Exercise materials below:

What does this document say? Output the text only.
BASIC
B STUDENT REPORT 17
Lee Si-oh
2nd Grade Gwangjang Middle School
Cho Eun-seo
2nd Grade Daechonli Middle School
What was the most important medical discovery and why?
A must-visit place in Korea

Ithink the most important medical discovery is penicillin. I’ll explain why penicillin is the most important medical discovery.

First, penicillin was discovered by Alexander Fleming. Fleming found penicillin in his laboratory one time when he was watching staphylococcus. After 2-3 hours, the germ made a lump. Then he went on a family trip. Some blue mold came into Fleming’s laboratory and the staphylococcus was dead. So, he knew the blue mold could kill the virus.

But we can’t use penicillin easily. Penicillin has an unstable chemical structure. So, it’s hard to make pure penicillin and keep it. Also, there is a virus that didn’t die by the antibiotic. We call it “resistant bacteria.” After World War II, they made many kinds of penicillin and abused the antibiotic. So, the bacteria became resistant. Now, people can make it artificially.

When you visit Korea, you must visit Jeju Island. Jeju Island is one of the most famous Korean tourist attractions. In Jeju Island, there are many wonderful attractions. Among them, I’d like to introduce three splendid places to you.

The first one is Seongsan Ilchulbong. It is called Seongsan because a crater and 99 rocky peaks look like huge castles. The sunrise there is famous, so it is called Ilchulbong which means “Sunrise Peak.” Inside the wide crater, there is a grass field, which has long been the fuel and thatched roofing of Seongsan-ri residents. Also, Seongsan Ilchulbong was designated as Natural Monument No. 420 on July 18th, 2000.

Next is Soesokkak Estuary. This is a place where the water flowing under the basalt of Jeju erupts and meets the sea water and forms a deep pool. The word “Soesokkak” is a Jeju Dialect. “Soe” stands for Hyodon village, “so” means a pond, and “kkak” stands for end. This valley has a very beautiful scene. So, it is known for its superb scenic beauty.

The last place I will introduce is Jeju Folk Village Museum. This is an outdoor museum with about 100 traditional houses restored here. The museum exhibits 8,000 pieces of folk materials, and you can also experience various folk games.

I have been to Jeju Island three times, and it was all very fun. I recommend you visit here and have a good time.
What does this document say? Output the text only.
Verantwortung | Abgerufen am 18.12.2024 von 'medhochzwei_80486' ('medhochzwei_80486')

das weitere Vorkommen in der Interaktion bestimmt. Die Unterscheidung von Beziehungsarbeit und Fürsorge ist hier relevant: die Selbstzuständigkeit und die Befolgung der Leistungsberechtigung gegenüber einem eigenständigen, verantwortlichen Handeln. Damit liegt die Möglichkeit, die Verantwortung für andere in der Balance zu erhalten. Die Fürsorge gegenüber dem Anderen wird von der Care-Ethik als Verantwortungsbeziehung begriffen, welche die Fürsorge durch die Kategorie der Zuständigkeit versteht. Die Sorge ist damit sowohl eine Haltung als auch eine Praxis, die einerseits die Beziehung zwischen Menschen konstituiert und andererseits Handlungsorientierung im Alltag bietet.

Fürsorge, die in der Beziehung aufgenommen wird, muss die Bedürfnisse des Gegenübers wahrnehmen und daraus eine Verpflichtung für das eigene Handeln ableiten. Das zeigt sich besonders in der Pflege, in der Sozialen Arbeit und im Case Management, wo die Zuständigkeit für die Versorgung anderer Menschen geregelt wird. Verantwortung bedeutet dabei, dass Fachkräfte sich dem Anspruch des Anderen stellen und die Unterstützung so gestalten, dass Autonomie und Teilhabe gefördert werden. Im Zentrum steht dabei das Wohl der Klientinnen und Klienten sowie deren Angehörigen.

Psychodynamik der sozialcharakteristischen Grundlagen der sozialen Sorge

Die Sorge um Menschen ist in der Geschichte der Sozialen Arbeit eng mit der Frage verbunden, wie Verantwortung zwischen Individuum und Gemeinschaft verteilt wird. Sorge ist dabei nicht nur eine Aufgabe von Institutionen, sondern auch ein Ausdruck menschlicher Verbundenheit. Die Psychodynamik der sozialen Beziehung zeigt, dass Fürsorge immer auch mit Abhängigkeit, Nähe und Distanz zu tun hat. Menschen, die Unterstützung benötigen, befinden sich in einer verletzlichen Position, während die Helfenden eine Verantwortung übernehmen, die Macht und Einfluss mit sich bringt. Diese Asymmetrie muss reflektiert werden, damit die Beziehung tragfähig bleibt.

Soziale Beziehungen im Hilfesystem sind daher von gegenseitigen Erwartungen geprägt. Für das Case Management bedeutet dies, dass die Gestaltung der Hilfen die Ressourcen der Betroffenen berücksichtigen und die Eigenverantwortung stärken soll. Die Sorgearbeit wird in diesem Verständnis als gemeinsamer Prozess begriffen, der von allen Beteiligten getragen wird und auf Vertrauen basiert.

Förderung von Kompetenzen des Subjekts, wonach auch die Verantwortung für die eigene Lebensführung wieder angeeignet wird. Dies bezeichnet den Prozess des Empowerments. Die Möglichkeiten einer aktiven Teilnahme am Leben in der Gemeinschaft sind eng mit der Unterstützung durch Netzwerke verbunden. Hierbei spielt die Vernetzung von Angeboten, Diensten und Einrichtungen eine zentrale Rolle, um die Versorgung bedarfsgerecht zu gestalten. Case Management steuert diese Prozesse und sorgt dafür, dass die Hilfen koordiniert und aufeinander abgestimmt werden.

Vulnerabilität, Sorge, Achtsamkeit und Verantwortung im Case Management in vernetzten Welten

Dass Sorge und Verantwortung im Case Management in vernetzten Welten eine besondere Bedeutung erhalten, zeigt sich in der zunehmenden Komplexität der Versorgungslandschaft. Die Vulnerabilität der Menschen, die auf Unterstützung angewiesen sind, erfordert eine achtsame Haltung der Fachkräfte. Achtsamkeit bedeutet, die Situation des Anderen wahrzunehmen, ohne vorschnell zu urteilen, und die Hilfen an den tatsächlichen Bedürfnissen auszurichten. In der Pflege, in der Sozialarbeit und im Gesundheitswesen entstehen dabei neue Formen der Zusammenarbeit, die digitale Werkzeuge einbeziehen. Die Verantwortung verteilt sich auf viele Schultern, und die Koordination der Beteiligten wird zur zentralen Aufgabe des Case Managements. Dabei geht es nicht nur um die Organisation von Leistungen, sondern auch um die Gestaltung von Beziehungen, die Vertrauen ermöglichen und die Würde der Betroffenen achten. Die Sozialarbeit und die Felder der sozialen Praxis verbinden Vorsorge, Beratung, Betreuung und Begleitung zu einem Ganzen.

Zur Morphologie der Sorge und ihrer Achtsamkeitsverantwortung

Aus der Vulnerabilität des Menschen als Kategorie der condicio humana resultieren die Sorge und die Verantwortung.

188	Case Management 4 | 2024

End of Exercise materials.

Report the count of lines in the listing above that include "virus", and nothing more.

• _Exercise solution_: 2